Filter for the word "паза" and keep each matching line.

(Stored entries)
# # # #

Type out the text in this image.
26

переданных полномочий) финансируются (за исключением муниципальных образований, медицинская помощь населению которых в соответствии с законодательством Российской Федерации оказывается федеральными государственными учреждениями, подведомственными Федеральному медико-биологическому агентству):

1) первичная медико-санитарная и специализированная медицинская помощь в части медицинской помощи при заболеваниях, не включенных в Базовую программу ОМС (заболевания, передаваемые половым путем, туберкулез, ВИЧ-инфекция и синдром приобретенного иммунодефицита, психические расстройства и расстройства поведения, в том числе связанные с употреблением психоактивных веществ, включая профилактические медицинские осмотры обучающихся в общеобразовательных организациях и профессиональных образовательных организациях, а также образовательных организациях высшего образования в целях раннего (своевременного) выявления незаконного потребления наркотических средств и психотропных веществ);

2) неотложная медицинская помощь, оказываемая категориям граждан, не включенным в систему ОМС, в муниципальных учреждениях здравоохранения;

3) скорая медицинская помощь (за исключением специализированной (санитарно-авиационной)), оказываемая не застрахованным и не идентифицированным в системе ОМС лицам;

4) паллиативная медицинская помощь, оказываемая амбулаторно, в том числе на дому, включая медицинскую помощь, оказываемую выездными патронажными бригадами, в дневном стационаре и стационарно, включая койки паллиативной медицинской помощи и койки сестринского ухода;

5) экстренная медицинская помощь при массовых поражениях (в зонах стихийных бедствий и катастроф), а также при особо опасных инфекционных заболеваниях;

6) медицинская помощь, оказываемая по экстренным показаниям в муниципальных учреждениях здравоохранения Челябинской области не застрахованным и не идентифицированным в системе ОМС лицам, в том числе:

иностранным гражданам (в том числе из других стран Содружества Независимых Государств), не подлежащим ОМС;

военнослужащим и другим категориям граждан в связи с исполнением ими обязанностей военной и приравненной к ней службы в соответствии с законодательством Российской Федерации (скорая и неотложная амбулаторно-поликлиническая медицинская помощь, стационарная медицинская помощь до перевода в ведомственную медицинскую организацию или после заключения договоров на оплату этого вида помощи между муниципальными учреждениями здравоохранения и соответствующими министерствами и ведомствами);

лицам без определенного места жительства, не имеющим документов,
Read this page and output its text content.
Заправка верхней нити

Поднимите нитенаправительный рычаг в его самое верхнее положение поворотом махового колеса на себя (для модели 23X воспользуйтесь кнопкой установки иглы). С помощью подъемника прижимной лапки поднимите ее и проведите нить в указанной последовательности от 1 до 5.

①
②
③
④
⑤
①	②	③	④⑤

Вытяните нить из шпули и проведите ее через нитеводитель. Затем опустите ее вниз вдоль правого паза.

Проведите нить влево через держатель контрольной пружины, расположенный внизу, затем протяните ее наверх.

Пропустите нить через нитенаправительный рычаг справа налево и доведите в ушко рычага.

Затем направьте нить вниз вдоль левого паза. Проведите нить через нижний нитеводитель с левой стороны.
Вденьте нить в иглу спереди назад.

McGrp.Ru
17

# # # #

▶ **CORRECT OUTPUT**
Вытяните нить из шпули и проведите ее через нитеводитель. Затем опустите ее вниз вдоль правого паза.
Затем направьте нить вниз вдоль левого паза. Проведите нить через нижний нитеводитель с левой стороны.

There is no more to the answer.